> Exercise directions
Scan the listing below and copy every line holding "شعبه".

Part of a data file
--------------------------------------------------

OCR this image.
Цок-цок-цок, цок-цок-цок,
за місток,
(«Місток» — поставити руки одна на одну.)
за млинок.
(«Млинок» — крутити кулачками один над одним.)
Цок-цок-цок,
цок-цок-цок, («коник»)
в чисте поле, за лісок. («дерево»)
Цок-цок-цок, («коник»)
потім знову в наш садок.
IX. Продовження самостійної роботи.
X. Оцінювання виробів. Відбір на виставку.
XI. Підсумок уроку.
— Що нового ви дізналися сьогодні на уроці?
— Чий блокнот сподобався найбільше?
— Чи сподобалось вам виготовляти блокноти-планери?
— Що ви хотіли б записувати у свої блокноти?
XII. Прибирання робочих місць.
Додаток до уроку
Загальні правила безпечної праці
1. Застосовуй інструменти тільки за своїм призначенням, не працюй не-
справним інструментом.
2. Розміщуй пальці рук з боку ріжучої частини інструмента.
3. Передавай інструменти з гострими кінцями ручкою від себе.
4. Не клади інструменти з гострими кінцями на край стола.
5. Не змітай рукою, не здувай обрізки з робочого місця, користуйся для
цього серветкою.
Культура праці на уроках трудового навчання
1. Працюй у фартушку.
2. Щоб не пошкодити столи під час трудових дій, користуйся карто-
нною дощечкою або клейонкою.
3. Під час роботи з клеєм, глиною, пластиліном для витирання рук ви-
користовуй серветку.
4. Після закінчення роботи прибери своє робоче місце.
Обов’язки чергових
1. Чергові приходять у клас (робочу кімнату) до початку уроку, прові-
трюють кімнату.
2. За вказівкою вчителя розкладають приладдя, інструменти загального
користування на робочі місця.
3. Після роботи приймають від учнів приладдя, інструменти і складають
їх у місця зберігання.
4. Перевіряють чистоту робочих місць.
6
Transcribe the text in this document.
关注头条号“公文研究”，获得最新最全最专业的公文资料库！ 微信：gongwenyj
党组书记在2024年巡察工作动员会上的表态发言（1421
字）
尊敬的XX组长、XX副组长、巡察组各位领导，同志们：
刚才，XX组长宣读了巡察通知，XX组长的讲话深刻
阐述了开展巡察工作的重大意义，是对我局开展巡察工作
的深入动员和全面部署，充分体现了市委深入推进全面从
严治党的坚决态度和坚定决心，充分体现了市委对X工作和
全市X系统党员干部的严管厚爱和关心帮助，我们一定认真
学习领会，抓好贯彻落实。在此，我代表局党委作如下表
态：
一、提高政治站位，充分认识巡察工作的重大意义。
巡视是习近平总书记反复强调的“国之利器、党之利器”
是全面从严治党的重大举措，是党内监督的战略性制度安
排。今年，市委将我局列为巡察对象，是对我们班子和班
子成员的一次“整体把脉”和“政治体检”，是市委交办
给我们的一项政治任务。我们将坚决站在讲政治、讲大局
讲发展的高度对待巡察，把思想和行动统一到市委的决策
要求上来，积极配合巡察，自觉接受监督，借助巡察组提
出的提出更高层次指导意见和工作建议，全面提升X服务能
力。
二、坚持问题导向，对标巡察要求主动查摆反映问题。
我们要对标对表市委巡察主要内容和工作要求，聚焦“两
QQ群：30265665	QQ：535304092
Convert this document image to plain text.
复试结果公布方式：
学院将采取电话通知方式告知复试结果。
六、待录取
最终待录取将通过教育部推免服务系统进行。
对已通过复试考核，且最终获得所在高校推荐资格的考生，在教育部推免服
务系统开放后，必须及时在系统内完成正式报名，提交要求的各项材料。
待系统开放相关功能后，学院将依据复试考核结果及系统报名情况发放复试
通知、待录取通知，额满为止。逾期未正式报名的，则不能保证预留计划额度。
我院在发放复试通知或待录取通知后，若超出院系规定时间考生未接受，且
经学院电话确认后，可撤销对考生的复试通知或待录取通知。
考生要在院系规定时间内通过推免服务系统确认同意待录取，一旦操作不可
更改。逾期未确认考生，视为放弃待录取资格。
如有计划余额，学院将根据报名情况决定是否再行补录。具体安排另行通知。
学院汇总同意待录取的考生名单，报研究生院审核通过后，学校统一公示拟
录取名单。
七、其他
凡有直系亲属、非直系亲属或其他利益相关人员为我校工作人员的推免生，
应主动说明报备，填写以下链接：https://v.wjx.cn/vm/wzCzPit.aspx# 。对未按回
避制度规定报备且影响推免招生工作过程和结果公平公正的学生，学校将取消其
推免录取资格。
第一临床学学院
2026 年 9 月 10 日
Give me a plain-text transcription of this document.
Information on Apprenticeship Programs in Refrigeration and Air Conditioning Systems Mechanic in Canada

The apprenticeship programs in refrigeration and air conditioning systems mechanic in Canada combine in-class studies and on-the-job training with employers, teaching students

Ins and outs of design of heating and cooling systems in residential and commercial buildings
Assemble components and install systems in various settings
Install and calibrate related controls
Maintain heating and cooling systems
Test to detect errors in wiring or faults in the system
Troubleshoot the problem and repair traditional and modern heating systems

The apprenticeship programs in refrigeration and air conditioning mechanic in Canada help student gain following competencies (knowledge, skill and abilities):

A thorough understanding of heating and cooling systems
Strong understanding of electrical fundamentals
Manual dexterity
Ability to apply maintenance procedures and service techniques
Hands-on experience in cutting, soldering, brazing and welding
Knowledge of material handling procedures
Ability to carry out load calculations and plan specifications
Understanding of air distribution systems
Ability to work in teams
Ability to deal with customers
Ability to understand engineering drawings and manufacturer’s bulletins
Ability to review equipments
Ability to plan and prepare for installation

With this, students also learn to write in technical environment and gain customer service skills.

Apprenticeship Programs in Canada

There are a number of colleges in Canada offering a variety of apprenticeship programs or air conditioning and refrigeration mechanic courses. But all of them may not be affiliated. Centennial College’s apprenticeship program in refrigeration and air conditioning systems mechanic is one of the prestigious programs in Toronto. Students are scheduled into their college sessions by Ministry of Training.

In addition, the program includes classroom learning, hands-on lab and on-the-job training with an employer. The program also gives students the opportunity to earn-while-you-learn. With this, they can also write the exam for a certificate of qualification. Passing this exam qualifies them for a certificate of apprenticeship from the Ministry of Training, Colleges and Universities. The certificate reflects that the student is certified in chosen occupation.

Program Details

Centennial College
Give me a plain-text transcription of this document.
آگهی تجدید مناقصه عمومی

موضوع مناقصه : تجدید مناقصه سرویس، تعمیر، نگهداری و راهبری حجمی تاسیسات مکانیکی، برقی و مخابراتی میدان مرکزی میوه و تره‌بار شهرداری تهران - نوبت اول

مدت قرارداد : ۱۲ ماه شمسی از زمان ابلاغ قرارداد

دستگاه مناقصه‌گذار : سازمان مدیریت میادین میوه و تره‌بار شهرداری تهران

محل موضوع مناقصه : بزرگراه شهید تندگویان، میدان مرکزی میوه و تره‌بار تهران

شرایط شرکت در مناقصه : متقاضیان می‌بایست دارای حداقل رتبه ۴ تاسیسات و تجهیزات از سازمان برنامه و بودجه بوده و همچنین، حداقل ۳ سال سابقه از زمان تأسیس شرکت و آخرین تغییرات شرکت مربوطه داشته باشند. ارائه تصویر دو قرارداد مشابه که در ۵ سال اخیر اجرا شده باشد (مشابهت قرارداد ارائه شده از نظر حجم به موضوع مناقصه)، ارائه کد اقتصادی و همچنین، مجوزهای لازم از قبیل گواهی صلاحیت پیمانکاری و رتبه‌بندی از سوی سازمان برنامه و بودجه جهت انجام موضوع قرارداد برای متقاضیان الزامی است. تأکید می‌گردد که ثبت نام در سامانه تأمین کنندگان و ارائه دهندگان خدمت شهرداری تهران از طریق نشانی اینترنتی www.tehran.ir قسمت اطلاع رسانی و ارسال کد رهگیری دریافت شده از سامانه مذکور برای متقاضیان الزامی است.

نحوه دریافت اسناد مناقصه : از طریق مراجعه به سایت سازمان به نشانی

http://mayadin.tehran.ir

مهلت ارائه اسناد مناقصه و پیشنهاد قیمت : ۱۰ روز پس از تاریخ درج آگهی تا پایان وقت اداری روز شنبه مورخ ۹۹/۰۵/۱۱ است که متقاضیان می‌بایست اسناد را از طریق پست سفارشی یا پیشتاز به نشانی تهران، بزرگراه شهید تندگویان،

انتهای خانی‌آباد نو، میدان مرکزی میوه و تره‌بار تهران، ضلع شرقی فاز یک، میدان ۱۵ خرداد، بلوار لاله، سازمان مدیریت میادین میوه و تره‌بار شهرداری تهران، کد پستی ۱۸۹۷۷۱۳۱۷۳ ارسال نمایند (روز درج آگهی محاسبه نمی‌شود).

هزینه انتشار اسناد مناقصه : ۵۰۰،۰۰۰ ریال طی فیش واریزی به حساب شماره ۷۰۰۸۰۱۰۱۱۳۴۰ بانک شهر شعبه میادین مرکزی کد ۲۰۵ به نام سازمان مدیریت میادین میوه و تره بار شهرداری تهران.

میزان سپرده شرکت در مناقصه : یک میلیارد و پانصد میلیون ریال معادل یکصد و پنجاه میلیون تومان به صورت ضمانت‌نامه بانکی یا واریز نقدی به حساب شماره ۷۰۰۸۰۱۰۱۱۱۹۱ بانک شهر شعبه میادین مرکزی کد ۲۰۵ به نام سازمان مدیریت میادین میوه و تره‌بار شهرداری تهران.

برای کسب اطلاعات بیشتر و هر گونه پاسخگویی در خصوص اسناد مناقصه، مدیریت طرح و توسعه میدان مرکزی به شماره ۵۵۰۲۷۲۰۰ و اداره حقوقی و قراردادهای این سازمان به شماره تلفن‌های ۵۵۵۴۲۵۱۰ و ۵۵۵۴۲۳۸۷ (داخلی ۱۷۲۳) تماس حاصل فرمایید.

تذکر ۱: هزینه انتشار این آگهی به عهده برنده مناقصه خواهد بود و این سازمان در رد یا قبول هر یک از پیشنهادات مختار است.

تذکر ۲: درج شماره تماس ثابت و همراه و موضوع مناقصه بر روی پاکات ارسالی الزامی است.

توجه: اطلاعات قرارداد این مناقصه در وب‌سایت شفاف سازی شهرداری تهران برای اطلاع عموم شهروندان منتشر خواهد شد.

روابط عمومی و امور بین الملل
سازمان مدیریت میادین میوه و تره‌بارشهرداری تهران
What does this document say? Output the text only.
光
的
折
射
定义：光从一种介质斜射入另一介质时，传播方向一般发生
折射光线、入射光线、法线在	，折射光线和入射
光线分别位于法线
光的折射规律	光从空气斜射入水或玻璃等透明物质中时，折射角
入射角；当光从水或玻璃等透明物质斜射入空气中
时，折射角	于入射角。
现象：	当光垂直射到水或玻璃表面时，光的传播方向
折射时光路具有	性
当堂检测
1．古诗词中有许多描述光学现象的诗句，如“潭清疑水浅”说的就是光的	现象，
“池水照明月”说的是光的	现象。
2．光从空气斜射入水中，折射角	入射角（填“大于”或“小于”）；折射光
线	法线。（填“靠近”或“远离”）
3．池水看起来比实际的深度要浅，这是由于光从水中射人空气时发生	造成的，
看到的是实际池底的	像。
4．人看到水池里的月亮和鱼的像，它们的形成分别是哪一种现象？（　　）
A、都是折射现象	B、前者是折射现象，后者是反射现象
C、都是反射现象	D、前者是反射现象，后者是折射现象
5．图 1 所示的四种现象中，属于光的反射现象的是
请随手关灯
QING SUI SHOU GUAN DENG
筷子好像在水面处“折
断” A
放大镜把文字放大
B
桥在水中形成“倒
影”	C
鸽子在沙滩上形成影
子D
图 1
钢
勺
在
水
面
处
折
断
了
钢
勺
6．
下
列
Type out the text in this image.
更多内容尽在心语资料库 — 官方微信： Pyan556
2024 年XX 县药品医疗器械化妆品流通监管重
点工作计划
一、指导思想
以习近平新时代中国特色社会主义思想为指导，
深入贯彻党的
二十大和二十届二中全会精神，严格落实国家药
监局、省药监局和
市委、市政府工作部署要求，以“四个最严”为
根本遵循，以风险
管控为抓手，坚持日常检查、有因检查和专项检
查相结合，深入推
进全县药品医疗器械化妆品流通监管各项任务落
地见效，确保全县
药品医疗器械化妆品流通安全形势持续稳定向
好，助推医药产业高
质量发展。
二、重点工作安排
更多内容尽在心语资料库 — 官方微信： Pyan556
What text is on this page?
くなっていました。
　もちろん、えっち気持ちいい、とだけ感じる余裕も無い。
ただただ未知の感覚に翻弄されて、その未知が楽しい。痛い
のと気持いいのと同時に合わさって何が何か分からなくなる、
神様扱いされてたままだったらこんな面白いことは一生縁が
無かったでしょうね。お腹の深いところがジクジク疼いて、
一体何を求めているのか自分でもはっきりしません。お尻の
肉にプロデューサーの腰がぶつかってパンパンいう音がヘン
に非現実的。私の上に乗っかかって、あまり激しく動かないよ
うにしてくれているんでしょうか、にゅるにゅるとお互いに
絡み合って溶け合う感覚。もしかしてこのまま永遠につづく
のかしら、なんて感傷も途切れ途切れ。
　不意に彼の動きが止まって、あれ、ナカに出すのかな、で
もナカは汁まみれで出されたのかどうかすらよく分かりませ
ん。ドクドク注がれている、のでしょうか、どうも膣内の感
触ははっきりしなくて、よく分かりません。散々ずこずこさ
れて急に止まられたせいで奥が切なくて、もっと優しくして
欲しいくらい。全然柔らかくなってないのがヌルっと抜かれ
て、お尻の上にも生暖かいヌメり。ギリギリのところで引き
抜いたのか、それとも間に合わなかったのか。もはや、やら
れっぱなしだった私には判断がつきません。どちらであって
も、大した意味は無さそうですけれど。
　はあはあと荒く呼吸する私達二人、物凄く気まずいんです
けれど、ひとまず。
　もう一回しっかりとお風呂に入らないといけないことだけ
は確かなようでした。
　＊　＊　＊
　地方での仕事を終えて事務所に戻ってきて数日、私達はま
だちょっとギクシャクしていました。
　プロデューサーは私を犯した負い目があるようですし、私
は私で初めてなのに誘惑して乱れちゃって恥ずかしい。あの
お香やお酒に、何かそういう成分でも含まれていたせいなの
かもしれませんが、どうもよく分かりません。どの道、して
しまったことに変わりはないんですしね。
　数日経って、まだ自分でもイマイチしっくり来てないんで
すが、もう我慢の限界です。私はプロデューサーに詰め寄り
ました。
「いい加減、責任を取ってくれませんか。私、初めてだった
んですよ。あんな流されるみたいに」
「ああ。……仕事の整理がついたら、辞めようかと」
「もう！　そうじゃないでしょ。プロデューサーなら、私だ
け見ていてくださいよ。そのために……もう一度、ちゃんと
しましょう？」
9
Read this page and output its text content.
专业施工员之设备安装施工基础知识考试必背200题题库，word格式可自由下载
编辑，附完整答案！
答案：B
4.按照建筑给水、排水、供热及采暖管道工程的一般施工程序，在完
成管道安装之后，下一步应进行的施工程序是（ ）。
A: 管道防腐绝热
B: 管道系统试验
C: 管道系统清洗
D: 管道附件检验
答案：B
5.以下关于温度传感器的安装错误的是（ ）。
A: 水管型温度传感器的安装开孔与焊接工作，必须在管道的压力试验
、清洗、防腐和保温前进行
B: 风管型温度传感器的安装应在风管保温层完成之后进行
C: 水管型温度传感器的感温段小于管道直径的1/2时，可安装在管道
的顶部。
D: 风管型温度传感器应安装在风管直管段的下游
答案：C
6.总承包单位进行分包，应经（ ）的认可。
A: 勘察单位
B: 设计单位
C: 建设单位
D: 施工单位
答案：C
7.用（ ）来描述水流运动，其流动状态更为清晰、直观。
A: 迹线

--------------------------------------------------

> Problem solution
هزینه انتشار اسناد مناقصه : ۵۰۰،۰۰۰ ریال طی فیش واریزی به حساب شماره ۷۰۰۸۰۱۰۱۱۳۴۰ بانک شهر شعبه میادین مرکزی کد ۲۰۵ به نام سازمان مدیریت میادین میوه و تره بار شهرداری تهران.
میزان سپرده شرکت در مناقصه : یک میلیارد و پانصد میلیون ریال معادل یکصد و پنجاه میلیون تومان به صورت ضمانت‌نامه بانکی یا واریز نقدی به حساب شماره ۷۰۰۸۰۱۰۱۱۱۹۱ بانک شهر شعبه میادین مرکزی کد ۲۰۵ به نام سازمان مدیریت میادین میوه و تره‌بار شهرداری تهران.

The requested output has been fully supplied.